Instructions to follow » Copy down every line where the string "luke" shows up.

Task data »
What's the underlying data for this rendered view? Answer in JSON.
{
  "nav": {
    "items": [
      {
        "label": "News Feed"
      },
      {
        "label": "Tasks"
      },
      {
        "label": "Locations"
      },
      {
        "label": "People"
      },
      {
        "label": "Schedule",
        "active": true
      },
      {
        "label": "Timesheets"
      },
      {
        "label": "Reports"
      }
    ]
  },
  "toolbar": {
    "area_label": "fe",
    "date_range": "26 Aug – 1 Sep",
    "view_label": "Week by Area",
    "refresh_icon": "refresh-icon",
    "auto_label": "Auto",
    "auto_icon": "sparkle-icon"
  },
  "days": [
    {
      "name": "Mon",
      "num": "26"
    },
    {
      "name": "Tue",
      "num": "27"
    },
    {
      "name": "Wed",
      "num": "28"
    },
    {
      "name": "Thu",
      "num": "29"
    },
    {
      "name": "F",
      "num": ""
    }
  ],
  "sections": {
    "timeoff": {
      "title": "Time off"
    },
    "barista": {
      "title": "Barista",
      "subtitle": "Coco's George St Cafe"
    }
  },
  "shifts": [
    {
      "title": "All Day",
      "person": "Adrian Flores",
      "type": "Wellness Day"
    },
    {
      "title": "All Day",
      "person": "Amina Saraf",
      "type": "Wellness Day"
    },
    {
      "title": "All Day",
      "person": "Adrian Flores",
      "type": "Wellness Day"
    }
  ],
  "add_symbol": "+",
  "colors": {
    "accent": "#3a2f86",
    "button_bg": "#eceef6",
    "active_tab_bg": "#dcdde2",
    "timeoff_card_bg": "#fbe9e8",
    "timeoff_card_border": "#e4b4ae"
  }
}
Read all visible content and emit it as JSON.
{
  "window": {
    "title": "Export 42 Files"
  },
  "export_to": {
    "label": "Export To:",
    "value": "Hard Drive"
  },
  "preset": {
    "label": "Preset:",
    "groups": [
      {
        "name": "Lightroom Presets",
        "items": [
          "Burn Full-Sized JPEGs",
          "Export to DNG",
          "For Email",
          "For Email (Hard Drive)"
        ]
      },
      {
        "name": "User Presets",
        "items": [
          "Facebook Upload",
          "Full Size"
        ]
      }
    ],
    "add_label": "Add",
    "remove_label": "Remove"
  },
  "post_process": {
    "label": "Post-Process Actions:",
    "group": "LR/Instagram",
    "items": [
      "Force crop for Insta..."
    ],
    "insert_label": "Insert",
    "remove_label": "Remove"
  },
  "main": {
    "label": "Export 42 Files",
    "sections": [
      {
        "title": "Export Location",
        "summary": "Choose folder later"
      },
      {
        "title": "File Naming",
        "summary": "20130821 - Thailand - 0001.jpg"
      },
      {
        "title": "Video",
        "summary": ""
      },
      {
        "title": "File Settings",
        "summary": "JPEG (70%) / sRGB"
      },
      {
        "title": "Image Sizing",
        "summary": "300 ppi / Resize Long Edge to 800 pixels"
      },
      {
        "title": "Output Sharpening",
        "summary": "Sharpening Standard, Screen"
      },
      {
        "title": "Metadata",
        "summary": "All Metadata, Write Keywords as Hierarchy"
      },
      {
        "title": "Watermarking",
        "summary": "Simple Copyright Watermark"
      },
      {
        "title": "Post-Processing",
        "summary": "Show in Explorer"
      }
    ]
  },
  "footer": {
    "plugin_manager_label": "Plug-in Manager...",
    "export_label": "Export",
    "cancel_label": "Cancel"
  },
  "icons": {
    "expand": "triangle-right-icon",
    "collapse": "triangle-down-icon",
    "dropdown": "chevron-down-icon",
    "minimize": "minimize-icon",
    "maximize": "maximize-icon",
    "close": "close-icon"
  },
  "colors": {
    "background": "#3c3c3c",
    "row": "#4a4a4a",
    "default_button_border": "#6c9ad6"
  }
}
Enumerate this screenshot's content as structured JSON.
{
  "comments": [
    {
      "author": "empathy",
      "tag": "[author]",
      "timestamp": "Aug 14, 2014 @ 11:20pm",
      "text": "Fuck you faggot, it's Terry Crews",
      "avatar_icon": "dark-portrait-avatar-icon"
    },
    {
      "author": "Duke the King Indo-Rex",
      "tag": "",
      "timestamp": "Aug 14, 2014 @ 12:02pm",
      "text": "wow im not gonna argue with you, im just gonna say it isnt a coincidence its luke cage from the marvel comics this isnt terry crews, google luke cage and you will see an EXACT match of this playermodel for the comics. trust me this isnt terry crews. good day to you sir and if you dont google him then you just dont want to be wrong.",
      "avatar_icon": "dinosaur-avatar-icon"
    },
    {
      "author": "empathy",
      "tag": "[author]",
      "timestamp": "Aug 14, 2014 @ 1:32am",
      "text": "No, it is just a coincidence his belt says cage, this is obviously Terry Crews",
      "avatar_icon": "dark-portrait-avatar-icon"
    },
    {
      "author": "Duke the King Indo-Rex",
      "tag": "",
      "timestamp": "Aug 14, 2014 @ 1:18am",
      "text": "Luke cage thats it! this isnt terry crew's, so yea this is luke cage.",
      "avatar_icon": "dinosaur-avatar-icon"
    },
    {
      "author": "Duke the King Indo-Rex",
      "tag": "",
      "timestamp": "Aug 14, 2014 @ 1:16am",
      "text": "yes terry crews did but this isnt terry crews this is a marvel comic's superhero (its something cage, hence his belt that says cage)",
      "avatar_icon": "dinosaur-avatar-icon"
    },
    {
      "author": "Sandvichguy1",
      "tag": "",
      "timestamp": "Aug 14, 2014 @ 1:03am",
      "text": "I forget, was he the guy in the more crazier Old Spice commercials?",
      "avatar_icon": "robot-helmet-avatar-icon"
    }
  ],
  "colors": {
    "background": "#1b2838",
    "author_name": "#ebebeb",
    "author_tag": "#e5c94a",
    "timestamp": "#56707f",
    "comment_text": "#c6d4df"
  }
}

Result for this exercise »
      "text": "wow im not gonna argue with you, im just gonna say it isnt a coincidence its luke cage from the marvel comics this isnt terry crews, google luke cage and you will see an EXACT match of this playermodel for the comics. trust me this isnt terry crews. good day to you sir and if you dont google him then you just dont want to be wrong.",
      "text": "Luke cage thats it! this isnt terry crew's, so yea this is luke cage.",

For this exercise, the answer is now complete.